[Dataset entries]

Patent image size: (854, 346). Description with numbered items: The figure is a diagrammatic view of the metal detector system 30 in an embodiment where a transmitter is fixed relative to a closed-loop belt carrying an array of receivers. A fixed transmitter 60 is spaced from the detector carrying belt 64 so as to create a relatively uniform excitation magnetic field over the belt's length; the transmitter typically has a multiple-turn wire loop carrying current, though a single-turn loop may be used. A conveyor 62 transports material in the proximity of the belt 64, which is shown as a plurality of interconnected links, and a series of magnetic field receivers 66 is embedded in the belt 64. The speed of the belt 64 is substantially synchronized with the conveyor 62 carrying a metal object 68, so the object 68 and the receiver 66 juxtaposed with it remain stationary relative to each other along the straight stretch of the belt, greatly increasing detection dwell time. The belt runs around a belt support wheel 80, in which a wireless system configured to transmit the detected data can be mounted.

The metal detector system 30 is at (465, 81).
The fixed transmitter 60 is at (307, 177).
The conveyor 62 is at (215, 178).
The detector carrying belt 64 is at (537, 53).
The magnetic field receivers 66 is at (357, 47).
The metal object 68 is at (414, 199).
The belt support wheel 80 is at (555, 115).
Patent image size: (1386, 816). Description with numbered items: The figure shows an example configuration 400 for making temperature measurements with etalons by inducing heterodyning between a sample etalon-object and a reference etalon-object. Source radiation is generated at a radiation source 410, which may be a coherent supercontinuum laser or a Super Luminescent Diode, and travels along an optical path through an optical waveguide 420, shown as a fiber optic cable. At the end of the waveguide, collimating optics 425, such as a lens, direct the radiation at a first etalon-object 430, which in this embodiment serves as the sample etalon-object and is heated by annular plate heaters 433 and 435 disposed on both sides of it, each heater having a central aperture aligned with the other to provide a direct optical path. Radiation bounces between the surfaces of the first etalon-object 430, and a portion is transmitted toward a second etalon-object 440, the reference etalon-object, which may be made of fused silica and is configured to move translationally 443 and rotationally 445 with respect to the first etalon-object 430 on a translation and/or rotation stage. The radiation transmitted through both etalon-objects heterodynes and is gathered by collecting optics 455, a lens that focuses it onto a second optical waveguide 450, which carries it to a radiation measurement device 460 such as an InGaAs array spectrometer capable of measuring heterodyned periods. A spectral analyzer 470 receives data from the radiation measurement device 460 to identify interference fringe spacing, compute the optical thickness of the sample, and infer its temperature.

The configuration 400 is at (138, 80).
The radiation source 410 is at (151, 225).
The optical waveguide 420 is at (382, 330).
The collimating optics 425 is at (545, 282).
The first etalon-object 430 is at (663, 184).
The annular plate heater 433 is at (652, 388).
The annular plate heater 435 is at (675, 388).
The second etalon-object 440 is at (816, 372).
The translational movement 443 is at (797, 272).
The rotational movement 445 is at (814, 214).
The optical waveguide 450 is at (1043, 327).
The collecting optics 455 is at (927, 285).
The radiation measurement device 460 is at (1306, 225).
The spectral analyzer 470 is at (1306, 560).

WRITTEN REQUEST: Write out all of these entries again without changing anything.

REPLY TO THE TASK:
Patent image size: (854, 346). Description with numbered items: The figure is a diagrammatic view of the metal detector system 30 in an embodiment where a transmitter is fixed relative to a closed-loop belt carrying an array of receivers. A fixed transmitter 60 is spaced from the detector carrying belt 64 so as to create a relatively uniform excitation magnetic field over the belt's length; the transmitter typically has a multiple-turn wire loop carrying current, though a single-turn loop may be used. A conveyor 62 transports material in the proximity of the belt 64, which is shown as a plurality of interconnected links, and a series of magnetic field receivers 66 is embedded in the belt 64. The speed of the belt 64 is substantially synchronized with the conveyor 62 carrying a metal object 68, so the object 68 and the receiver 66 juxtaposed with it remain stationary relative to each other along the straight stretch of the belt, greatly increasing detection dwell time. The belt runs around a belt support wheel 80, in which a wireless system configured to transmit the detected data can be mounted.

The metal detector system 30 is at (465, 81).
The fixed transmitter 60 is at (307, 177).
The conveyor 62 is at (215, 178).
The detector carrying belt 64 is at (537, 53).
The magnetic field receivers 66 is at (357, 47).
The metal object 68 is at (414, 199).
The belt support wheel 80 is at (555, 115).
Patent image size: (1386, 816). Description with numbered items: The figure shows an example configuration 400 for making temperature measurements with etalons by inducing heterodyning between a sample etalon-object and a reference etalon-object. Source radiation is generated at a radiation source 410, which may be a coherent supercontinuum laser or a Super Luminescent Diode, and travels along an optical path through an optical waveguide 420, shown as a fiber optic cable. At the end of the waveguide, collimating optics 425, such as a lens, direct the radiation at a first etalon-object 430, which in this embodiment serves as the sample etalon-object and is heated by annular plate heaters 433 and 435 disposed on both sides of it, each heater having a central aperture aligned with the other to provide a direct optical path. Radiation bounces between the surfaces of the first etalon-object 430, and a portion is transmitted toward a second etalon-object 440, the reference etalon-object, which may be made of fused silica and is configured to move translationally 443 and rotationally 445 with respect to the first etalon-object 430 on a translation and/or rotation stage. The radiation transmitted through both etalon-objects heterodynes and is gathered by collecting optics 455, a lens that focuses it onto a second optical waveguide 450, which carries it to a radiation measurement device 460 such as an InGaAs array spectrometer capable of measuring heterodyned periods. A spectral analyzer 470 receives data from the radiation measurement device 460 to identify interference fringe spacing, compute the optical thickness of the sample, and infer its temperature.

The configuration 400 is at (138, 80).
The radiation source 410 is at (151, 225).
The optical waveguide 420 is at (382, 330).
The collimating optics 425 is at (545, 282).
The first etalon-object 430 is at (663, 184).
The annular plate heater 433 is at (652, 388).
The annular plate heater 435 is at (675, 388).
The second etalon-object 440 is at (816, 372).
The translational movement 443 is at (797, 272).
The rotational movement 445 is at (814, 214).
The optical waveguide 450 is at (1043, 327).
The collecting optics 455 is at (927, 285).
The radiation measurement device 460 is at (1306, 225).
The spectral analyzer 470 is at (1306, 560).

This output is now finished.